%%

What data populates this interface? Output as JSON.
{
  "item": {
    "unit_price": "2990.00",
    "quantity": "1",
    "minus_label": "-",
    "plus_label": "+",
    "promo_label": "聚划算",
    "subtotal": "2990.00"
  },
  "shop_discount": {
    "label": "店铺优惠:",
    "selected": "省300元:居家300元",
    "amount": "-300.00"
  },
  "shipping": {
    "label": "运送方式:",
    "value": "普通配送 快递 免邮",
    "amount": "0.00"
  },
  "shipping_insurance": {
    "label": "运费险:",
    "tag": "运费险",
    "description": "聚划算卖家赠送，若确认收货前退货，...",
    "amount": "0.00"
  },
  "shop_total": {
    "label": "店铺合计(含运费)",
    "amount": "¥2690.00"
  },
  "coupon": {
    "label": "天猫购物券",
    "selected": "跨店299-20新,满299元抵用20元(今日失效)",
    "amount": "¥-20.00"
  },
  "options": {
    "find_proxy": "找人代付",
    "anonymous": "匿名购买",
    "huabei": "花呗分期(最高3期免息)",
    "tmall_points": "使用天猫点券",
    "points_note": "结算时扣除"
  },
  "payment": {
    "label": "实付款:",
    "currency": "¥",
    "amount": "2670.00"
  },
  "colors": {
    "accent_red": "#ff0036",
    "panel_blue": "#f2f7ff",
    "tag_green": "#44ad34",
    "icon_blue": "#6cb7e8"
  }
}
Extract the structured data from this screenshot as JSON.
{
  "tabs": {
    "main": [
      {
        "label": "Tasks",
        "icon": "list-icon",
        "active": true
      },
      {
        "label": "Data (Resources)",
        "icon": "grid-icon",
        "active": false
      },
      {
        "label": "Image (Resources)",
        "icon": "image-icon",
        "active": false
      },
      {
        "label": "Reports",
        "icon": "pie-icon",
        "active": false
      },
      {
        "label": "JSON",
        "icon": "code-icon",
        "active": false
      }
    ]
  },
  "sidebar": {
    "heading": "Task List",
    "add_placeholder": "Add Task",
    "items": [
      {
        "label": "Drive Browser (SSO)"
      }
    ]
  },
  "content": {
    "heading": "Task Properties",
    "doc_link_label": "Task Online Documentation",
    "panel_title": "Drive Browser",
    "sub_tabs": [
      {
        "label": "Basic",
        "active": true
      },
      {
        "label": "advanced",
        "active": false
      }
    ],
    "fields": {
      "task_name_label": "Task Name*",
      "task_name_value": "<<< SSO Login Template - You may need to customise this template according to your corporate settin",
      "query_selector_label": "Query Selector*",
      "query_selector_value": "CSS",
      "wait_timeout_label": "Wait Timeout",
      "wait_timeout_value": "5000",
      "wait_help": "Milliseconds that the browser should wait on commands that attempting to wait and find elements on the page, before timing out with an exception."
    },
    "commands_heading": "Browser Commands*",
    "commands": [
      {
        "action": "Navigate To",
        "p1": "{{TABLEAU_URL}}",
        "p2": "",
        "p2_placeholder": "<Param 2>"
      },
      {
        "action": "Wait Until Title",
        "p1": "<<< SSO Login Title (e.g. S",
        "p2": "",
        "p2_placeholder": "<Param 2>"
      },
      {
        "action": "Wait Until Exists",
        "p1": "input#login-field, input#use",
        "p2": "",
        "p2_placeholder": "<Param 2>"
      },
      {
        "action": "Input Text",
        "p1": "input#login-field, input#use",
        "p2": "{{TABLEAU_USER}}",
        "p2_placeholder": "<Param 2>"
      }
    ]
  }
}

%%

- [PROBLEM DETAILS]:
Count how many lines of the listing above include "this" and report that number alone.

- [ANSWER FOR THE TASK]:
3